● **Data for processing**
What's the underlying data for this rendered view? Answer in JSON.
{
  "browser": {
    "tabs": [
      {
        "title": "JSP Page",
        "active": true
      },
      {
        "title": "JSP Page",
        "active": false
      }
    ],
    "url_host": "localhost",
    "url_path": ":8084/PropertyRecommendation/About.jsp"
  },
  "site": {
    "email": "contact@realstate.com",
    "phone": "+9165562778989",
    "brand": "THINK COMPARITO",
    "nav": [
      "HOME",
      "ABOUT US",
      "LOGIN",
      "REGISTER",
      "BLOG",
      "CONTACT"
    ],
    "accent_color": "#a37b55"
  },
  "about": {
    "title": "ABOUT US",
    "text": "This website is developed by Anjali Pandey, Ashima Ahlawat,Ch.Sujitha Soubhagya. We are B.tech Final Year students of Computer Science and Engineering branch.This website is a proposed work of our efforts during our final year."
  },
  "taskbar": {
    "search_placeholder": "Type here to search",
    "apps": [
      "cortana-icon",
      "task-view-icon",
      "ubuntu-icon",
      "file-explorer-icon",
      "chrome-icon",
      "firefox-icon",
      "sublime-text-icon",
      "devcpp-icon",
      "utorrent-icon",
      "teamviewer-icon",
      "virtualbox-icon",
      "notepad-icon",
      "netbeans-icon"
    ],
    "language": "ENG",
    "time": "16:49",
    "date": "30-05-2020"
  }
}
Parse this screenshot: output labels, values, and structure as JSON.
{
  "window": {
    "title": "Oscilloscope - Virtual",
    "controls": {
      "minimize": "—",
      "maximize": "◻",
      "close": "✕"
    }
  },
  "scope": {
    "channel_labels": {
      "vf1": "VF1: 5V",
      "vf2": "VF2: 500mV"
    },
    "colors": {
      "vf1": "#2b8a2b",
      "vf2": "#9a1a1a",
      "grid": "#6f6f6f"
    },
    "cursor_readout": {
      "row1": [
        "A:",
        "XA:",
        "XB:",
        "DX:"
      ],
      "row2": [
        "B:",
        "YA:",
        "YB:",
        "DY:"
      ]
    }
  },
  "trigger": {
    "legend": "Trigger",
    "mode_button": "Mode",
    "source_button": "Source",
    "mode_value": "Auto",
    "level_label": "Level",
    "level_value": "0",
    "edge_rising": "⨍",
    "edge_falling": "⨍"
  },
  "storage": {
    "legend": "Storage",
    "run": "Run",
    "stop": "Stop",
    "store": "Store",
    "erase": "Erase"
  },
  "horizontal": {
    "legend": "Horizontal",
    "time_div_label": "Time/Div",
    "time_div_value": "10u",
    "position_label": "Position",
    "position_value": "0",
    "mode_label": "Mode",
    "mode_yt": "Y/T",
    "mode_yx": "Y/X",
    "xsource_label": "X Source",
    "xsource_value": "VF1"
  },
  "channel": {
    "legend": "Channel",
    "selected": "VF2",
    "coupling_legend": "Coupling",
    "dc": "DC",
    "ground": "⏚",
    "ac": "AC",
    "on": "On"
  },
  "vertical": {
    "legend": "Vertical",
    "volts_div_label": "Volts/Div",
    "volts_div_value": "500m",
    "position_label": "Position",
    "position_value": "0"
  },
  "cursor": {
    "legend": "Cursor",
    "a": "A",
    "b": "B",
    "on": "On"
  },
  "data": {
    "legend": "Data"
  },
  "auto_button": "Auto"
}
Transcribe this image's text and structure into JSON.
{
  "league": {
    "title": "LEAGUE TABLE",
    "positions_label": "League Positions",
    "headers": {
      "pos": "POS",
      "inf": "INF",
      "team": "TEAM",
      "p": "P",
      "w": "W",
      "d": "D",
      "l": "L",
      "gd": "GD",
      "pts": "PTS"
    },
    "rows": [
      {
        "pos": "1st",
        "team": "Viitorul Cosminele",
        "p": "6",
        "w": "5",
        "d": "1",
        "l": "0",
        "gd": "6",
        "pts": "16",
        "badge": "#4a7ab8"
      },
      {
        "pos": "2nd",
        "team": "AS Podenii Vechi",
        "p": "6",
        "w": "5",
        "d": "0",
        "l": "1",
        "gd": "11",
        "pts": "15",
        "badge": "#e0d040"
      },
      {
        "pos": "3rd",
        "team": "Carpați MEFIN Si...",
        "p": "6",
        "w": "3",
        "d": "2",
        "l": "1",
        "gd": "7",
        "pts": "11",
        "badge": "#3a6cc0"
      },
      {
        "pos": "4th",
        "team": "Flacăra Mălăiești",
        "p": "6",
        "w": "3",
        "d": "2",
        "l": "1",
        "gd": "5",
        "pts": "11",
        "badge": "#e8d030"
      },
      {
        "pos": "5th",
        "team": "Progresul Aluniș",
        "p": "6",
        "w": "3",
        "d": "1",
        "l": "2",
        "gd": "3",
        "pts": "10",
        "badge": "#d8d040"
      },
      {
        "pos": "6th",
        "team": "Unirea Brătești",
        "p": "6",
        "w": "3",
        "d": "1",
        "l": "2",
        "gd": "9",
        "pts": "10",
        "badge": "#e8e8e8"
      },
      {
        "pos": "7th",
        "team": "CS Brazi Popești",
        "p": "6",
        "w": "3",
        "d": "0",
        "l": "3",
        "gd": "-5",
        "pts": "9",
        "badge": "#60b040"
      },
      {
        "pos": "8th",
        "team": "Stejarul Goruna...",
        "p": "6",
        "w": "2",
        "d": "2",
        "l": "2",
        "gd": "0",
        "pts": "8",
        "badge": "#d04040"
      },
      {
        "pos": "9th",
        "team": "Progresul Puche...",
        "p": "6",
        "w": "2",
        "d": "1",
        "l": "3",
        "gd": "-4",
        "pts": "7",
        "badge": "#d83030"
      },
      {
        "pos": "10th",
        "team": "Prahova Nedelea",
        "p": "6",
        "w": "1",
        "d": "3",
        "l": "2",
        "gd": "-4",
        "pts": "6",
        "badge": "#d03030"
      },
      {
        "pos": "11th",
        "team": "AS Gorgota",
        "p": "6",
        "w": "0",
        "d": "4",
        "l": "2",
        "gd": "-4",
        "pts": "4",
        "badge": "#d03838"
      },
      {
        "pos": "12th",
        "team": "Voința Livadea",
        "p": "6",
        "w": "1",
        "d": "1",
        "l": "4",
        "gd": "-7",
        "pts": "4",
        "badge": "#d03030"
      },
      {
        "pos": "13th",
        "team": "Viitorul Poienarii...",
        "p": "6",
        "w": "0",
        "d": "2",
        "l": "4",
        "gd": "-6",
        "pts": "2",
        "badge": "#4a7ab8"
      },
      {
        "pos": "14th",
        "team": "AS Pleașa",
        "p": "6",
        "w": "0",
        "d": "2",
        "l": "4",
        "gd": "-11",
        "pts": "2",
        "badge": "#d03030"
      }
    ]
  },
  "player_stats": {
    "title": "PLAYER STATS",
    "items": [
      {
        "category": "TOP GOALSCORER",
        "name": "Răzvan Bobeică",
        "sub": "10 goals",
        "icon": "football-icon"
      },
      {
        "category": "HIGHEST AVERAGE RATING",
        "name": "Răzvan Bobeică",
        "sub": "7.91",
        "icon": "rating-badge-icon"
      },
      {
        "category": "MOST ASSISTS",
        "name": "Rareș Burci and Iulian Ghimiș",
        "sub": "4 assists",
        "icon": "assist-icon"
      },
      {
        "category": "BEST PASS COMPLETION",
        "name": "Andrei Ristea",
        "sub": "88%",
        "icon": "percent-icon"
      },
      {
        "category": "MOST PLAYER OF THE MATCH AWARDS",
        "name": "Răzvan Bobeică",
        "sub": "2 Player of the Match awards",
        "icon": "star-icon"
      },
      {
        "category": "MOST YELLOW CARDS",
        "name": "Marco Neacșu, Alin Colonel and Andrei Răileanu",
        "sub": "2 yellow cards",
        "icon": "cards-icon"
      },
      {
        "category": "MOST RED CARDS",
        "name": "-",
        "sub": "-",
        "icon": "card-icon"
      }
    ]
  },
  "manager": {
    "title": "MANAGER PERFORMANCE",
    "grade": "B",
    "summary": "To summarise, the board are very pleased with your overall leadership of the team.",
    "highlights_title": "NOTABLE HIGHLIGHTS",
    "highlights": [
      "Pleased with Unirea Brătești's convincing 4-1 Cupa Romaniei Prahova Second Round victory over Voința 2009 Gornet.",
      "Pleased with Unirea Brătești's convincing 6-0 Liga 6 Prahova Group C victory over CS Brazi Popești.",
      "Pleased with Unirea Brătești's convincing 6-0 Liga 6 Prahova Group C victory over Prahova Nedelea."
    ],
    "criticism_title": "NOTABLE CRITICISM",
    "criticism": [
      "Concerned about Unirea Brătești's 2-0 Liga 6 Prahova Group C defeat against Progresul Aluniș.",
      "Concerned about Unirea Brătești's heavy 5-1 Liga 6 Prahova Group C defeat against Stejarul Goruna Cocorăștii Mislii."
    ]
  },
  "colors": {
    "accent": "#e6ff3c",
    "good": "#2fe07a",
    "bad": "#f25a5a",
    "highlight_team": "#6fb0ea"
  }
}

● **Instructions for the task**
Report the number of lines of the listing above that hold the string "Brătești", with no other text.

● **Result**
6